* Aim of the task *
Pick every line from the data that holds the word "log₁₀".

+---+

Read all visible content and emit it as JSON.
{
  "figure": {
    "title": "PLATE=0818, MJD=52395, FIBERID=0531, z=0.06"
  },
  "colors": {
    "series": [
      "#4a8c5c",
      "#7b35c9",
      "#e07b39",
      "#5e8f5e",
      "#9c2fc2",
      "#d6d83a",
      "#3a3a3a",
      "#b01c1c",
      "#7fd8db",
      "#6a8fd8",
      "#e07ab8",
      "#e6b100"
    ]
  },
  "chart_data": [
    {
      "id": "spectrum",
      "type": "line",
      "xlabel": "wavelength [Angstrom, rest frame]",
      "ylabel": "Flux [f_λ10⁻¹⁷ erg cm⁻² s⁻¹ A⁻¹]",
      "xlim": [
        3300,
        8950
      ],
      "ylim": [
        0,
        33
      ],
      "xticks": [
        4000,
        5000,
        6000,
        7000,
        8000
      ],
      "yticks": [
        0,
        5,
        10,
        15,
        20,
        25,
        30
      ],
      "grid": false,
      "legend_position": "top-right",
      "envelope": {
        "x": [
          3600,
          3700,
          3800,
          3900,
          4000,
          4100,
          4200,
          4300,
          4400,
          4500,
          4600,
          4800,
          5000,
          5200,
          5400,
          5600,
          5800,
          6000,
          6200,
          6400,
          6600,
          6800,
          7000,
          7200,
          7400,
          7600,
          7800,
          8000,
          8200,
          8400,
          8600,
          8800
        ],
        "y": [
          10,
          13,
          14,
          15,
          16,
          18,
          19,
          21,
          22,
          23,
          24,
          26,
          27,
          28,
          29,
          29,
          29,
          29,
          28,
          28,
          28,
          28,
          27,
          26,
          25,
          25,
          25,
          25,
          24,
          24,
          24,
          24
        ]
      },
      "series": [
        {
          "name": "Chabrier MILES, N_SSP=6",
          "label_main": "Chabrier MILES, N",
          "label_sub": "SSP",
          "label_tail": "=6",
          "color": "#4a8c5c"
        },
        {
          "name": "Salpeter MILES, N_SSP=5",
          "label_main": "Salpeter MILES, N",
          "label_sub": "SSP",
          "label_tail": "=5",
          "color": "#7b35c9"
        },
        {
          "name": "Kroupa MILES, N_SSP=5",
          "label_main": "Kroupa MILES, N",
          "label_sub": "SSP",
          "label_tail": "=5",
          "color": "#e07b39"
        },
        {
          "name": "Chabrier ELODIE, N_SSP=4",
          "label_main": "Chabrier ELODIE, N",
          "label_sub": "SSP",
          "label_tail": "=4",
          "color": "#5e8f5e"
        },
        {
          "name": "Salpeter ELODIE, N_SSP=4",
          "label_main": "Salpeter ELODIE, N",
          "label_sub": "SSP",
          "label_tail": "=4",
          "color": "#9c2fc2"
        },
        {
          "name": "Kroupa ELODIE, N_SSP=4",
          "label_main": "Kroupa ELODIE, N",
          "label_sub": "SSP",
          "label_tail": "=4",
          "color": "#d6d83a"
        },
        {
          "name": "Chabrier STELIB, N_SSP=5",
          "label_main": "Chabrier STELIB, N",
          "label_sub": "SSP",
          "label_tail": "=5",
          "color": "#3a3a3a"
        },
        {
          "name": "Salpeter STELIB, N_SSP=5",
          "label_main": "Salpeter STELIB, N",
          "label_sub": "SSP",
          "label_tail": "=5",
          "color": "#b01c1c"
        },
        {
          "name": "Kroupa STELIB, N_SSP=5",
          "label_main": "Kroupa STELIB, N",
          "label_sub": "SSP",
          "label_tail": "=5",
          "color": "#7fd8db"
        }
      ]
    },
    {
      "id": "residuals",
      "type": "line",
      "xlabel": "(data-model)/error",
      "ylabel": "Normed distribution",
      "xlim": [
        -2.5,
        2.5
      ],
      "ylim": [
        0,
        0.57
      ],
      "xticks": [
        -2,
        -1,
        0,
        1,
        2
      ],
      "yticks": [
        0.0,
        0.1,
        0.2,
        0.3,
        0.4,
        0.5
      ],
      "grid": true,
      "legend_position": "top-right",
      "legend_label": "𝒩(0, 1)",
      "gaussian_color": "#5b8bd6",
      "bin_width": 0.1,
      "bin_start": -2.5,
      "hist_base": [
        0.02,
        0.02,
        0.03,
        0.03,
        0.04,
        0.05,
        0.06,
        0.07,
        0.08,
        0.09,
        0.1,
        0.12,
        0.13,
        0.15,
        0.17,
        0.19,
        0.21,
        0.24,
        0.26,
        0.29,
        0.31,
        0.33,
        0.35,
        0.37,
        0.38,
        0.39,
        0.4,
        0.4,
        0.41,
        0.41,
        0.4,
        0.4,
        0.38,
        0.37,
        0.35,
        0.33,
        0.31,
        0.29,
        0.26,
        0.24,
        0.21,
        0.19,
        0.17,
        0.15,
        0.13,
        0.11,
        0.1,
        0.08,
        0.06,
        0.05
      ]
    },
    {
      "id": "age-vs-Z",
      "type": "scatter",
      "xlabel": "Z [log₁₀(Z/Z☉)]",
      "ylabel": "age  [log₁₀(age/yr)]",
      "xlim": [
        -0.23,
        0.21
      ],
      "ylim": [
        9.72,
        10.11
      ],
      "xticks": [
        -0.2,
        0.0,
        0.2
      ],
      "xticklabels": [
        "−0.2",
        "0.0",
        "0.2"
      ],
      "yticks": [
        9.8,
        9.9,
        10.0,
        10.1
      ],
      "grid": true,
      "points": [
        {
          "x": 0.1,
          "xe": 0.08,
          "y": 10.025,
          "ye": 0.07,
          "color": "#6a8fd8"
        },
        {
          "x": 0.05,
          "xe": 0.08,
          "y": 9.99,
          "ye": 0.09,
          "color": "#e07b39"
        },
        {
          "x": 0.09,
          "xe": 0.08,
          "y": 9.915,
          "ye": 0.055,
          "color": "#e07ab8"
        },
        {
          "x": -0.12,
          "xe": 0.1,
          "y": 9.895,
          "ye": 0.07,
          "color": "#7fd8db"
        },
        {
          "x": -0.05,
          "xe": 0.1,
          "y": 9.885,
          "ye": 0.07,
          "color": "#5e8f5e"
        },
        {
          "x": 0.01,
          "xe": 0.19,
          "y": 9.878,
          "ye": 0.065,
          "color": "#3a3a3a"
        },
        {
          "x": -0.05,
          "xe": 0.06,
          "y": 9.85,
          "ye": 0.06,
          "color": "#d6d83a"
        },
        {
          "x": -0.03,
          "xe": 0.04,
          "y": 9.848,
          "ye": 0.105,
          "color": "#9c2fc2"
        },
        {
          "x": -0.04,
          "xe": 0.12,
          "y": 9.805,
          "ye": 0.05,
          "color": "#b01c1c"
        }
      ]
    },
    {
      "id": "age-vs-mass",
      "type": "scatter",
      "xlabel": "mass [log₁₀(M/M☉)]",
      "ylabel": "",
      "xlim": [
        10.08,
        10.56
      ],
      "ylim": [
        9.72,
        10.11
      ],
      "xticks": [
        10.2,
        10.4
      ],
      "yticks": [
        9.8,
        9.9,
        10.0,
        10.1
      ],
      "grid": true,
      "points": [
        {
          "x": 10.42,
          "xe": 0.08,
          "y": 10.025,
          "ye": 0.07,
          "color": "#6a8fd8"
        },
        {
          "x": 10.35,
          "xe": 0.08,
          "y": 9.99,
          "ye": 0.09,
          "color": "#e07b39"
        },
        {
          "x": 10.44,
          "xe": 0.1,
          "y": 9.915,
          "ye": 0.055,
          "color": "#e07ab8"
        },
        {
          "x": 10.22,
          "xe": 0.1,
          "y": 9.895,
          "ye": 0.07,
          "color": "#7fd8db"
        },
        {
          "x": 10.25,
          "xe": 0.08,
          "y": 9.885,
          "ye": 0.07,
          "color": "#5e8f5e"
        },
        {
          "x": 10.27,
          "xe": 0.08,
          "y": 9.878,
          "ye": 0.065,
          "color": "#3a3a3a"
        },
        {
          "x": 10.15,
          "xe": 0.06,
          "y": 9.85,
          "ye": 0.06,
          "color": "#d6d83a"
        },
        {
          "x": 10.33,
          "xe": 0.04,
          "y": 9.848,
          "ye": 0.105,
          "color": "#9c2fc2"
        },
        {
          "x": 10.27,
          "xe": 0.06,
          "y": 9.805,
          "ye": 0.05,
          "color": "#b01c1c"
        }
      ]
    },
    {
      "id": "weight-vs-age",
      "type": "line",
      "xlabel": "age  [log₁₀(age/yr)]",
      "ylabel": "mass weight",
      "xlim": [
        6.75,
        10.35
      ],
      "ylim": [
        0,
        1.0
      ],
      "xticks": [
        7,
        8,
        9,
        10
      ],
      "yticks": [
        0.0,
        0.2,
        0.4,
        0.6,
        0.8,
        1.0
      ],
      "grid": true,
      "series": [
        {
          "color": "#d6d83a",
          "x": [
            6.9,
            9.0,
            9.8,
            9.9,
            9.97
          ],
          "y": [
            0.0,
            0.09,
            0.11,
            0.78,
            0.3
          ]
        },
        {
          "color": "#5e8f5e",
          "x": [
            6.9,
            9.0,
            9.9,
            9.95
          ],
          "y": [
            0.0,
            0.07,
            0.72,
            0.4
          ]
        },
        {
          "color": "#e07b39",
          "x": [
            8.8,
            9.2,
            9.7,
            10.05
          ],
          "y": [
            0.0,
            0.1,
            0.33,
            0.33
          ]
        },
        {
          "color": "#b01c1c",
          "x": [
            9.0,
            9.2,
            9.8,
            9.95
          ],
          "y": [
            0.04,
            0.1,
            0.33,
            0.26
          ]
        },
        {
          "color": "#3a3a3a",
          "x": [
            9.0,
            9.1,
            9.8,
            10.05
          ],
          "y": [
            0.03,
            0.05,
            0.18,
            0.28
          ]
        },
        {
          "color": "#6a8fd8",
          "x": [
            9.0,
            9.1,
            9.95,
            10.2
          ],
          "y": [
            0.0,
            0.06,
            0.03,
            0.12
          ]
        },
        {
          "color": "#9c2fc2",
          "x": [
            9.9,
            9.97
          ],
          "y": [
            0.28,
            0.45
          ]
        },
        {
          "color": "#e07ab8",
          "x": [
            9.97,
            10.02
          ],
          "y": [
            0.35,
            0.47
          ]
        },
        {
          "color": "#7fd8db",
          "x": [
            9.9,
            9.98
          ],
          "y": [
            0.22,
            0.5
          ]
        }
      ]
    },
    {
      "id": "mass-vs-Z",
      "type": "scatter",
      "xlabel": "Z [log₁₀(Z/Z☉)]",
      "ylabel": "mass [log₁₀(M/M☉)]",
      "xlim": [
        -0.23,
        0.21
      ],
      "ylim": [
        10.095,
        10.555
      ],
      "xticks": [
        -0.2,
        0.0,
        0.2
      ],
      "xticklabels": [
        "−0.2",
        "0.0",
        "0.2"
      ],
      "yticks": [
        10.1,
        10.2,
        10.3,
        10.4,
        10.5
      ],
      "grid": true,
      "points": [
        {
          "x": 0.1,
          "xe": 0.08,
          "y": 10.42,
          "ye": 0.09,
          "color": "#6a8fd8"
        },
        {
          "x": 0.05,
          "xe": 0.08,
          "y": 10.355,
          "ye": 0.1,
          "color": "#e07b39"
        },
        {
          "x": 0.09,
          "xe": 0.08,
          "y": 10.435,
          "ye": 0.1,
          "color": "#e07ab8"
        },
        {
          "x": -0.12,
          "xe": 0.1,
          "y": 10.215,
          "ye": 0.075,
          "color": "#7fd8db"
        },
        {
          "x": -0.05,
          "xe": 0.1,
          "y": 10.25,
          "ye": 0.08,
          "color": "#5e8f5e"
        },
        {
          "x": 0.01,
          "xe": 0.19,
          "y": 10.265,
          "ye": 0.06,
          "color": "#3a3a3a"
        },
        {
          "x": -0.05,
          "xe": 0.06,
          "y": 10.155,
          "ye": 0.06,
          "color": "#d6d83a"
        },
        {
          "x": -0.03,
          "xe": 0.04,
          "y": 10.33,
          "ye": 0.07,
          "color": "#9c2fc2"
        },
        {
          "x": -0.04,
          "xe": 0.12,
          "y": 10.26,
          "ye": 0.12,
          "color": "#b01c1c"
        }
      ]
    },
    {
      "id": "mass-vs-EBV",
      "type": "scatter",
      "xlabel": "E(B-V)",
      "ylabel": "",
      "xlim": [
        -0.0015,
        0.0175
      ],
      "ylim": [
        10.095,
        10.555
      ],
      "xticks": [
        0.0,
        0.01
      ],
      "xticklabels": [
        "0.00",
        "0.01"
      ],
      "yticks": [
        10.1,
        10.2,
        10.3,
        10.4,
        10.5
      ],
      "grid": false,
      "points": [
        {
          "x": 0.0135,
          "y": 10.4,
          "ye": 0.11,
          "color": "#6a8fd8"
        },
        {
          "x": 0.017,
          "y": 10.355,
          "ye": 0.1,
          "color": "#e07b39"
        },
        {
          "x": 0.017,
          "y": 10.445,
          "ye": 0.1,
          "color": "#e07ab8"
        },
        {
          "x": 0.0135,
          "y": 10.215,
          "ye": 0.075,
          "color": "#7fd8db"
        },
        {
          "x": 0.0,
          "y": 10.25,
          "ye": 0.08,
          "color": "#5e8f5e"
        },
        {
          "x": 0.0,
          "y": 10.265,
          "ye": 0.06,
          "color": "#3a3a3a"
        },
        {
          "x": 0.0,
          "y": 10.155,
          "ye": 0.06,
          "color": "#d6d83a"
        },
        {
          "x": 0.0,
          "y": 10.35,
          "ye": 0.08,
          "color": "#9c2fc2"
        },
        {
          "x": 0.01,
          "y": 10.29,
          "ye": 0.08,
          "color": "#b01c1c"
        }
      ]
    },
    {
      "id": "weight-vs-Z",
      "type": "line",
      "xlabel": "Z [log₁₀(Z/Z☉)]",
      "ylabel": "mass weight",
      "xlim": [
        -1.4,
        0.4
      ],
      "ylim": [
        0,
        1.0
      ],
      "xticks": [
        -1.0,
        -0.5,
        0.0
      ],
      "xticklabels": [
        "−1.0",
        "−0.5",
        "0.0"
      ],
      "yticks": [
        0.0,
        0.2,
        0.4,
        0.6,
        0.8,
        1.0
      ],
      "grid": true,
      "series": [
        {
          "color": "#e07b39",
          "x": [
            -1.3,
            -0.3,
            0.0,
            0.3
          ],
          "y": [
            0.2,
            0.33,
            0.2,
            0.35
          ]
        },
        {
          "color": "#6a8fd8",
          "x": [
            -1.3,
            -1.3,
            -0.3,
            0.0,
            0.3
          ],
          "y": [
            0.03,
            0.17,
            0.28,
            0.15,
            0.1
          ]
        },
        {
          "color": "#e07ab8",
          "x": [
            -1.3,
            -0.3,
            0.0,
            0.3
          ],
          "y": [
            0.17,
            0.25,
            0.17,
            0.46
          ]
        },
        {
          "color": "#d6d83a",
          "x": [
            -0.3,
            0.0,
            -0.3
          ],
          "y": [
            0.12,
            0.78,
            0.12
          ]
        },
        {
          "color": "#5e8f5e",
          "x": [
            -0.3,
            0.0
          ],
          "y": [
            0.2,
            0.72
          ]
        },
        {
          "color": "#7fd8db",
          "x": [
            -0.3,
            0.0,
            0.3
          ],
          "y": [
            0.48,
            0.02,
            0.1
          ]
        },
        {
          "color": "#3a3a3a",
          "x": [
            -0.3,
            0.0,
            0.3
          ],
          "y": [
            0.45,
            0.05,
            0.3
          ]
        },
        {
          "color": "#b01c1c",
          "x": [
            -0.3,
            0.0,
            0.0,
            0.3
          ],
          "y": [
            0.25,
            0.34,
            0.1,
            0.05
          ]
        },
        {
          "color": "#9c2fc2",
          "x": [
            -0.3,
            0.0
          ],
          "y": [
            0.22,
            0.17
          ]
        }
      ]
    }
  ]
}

+---+

* Output for this exercise *
      "xlabel": "Z [log₁₀(Z/Z☉)]",
      "ylabel": "age  [log₁₀(age/yr)]",
      "xlabel": "mass [log₁₀(M/M☉)]",
      "xlabel": "age  [log₁₀(age/yr)]",
      "xlabel": "Z [log₁₀(Z/Z☉)]",
      "ylabel": "mass [log₁₀(M/M☉)]",
      "xlabel": "Z [log₁₀(Z/Z☉)]",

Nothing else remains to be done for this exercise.